• _WRITTEN EXERCISE_: Please transcribe the records precisely; pictures stay out of your copy.

• _LISTED RECORDS_:
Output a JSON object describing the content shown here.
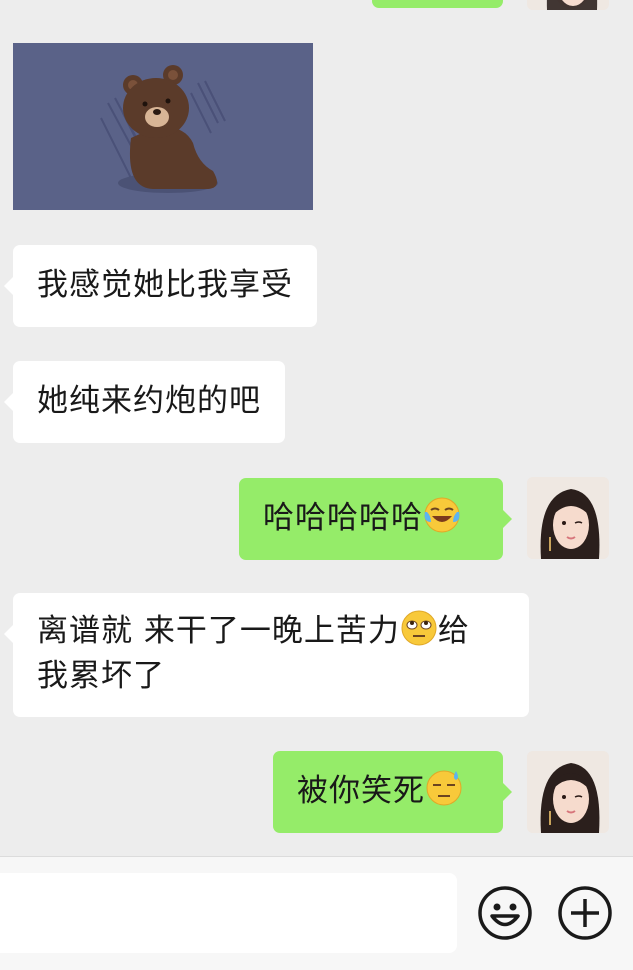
{
  "messages": {
    "m1": {
      "text": "我感觉她比我享受"
    },
    "m2": {
      "text": "她纯来约炮的吧"
    },
    "m3": {
      "text": "哈哈哈哈哈",
      "emoji": "laughing-crying-emoji"
    },
    "m4": {
      "line1": "离谱就 来干了一晚上苦力",
      "line1_end": "给",
      "line2": "我累坏了",
      "emoji": "eye-roll-emoji"
    },
    "m5": {
      "text": "被你笑死",
      "emoji": "sweat-emoji"
    }
  },
  "sticker": {
    "icon": "brown-bear-sticker"
  },
  "toolbar": {
    "emoji_icon": "smiley-icon",
    "more_icon": "plus-icon"
  },
  "colors": {
    "background": "#ededed",
    "incoming_bubble": "#ffffff",
    "outgoing_bubble": "#95ec69",
    "sticker_bg": "#5a6288"
  }
}
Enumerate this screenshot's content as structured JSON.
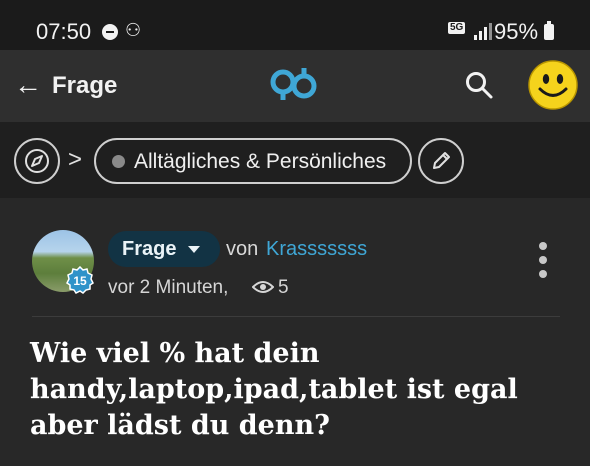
{
  "status_bar": {
    "time": "07:50",
    "network": "5G",
    "battery_percent": "95%",
    "icons": [
      "do-not-disturb-icon",
      "app-notification-icon",
      "signal-icon",
      "battery-icon"
    ]
  },
  "app_bar": {
    "back_icon": "arrow-left-icon",
    "title": "Frage",
    "logo": "gutefrage-logo",
    "search_icon": "search-icon",
    "profile_icon": "smiley-avatar"
  },
  "breadcrumb": {
    "compass_icon": "compass-icon",
    "separator": ">",
    "topic": "Alltägliches & Persönliches",
    "edit_icon": "pencil-icon"
  },
  "post": {
    "type_label": "Frage",
    "by_prefix": "von",
    "author": "Krasssssss",
    "level": "15",
    "time": "vor 2 Minuten,",
    "views": "5",
    "title": "Wie viel % hat dein handy,laptop,ipad,tablet ist egal aber lädst du denn?"
  },
  "colors": {
    "background": "#282828",
    "appbar": "#2f2f2f",
    "breadcrumb_bar": "#1f1f1f",
    "accent_blue": "#3fa7d6",
    "type_pill": "#123344"
  }
}
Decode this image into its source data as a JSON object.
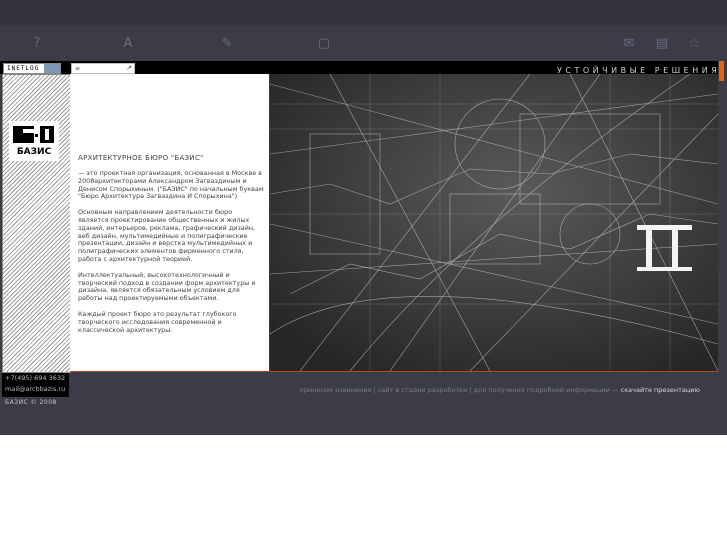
{
  "header": {
    "tagline": "УСТОЙЧИВЫЕ РЕШЕНИЯ",
    "inetlog_label": "INETLOG",
    "search_value": "≡",
    "search_go": "↗",
    "icons": [
      "info-icon",
      "font-icon",
      "pencil-icon",
      "book-icon",
      "mail-icon",
      "document-icon",
      "star-icon"
    ]
  },
  "logo": {
    "text": "БАЗИС"
  },
  "content": {
    "title": "АРХИТЕКТУРНОЕ БЮРО \"БАЗИС\"",
    "paragraphs": [
      "— это проектная организация, основанная в Москве в    2008архитекторами Александром Загвазди­ным и Денисом Спорыхиным. (\"БАЗИС\" по начальным буквам \"Бюро Архитектура Загвазди­на И Спорыхина\")",
      "Основным направлением деятельности бюро является проектирование общественных и жилых зданий, интерьеров, реклама, графический дизайн, веб дизайн, мультимедийные и полиграфические презентации, дизайн и верстка мультимедийных и полиграфических элементов фирменного стиля, работа с архитектурной теорией.",
      "Интеллектуальный, высокотехнологичный и творческий подход в создании форм архитектуры и дизайна, является обязательным условием для работы над проектируемыми объектами.",
      "Каждый проект бюро это результат глубокого творческого исследования современной и классической архитектуры."
    ]
  },
  "contacts": {
    "phone": "+7(495) 694 3632",
    "email": "mail@archbazis.ru"
  },
  "footer": {
    "copyright": "БАЗИС © 2008",
    "note": "приносим извинения | сайт в стадии разработки | для получения подробной информации — ",
    "link": "скачайте презентацию"
  },
  "colors": {
    "accent": "#e8620f",
    "background": "#3b3c48"
  }
}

• _TASK RESULT_:
Output a JSON object describing the content shown here.
{
  "messages": {
    "m1": {
      "text": "我感觉她比我享受"
    },
    "m2": {
      "text": "她纯来约炮的吧"
    },
    "m3": {
      "text": "哈哈哈哈哈",
      "emoji": "laughing-crying-emoji"
    },
    "m4": {
      "line1": "离谱就 来干了一晚上苦力",
      "line1_end": "给",
      "line2": "我累坏了",
      "emoji": "eye-roll-emoji"
    },
    "m5": {
      "text": "被你笑死",
      "emoji": "sweat-emoji"
    }
  },
  "sticker": {
    "icon": "brown-bear-sticker"
  },
  "toolbar": {
    "emoji_icon": "smiley-icon",
    "more_icon": "plus-icon"
  },
  "colors": {
    "background": "#ededed",
    "incoming_bubble": "#ffffff",
    "outgoing_bubble": "#95ec69",
    "sticker_bg": "#5a6288"
  }
}
Enumerate this screenshot's content as structured JSON.
{
  "status_bar": {
    "time": "07:50",
    "network": "5G",
    "battery_percent": "95%",
    "icons": [
      "do-not-disturb-icon",
      "app-notification-icon",
      "signal-icon",
      "battery-icon"
    ]
  },
  "app_bar": {
    "back_icon": "arrow-left-icon",
    "title": "Frage",
    "logo": "gutefrage-logo",
    "search_icon": "search-icon",
    "profile_icon": "smiley-avatar"
  },
  "breadcrumb": {
    "compass_icon": "compass-icon",
    "separator": ">",
    "topic": "Alltägliches & Persönliches",
    "edit_icon": "pencil-icon"
  },
  "post": {
    "type_label": "Frage",
    "by_prefix": "von",
    "author": "Krasssssss",
    "level": "15",
    "time": "vor 2 Minuten,",
    "views": "5",
    "title": "Wie viel % hat dein handy,laptop,ipad,tablet ist egal aber lädst du denn?"
  },
  "colors": {
    "background": "#282828",
    "appbar": "#2f2f2f",
    "breadcrumb_bar": "#1f1f1f",
    "accent_blue": "#3fa7d6",
    "type_pill": "#123344"
  }
}
Decode this image into its source data as a JSON object.
{
  "header": {
    "tagline": "УСТОЙЧИВЫЕ РЕШЕНИЯ",
    "inetlog_label": "INETLOG",
    "search_value": "≡",
    "search_go": "↗",
    "icons": [
      "info-icon",
      "font-icon",
      "pencil-icon",
      "book-icon",
      "mail-icon",
      "document-icon",
      "star-icon"
    ]
  },
  "logo": {
    "text": "БАЗИС"
  },
  "content": {
    "title": "АРХИТЕКТУРНОЕ БЮРО \"БАЗИС\"",
    "paragraphs": [
      "— это проектная организация, основанная в Москве в    2008архитекторами Александром Загвазди­ным и Денисом Спорыхиным. (\"БАЗИС\" по начальным буквам \"Бюро Архитектура Загвазди­на И Спорыхина\")",
      "Основным направлением деятельности бюро является проектирование общественных и жилых зданий, интерьеров, реклама, графический дизайн, веб дизайн, мультимедийные и полиграфические презентации, дизайн и верстка мультимедийных и полиграфических элементов фирменного стиля, работа с архитектурной теорией.",
      "Интеллектуальный, высокотехнологичный и творческий подход в создании форм архитектуры и дизайна, является обязательным условием для работы над проектируемыми объектами.",
      "Каждый проект бюро это результат глубокого творческого исследования современной и классической архитектуры."
    ]
  },
  "contacts": {
    "phone": "+7(495) 694 3632",
    "email": "mail@archbazis.ru"
  },
  "footer": {
    "copyright": "БАЗИС © 2008",
    "note": "приносим извинения | сайт в стадии разработки | для получения подробной информации — ",
    "link": "скачайте презентацию"
  },
  "colors": {
    "accent": "#e8620f",
    "background": "#3b3c48"
  }
}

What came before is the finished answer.